* [REQUEST] Copy out all of the material exactly.

::: EXERCISE MATERIALS :::

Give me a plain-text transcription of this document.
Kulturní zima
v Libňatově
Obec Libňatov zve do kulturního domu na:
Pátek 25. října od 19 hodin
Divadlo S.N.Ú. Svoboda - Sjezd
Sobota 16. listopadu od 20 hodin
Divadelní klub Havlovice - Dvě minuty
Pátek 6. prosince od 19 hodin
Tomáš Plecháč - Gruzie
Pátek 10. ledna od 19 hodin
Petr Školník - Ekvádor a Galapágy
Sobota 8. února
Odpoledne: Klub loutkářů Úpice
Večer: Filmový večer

:::

* [WRITTEN REPLY]
Give me a plain-text transcription of this document.
Kulturní zima
v Libňatově
Obec Libňatov zve do kulturního domu na:
Pátek 25. října od 19 hodin
Divadlo S.N.Ú. Svoboda - Sjezd
Sobota 16. listopadu od 20 hodin
Divadelní klub Havlovice - Dvě minuty
Pátek 6. prosince od 19 hodin
Tomáš Plecháč - Gruzie
Pátek 10. ledna od 19 hodin
Petr Školník - Ekvádor a Galapágy
Sobota 8. února
Odpoledne: Klub loutkářů Úpice
Večer: Filmový večer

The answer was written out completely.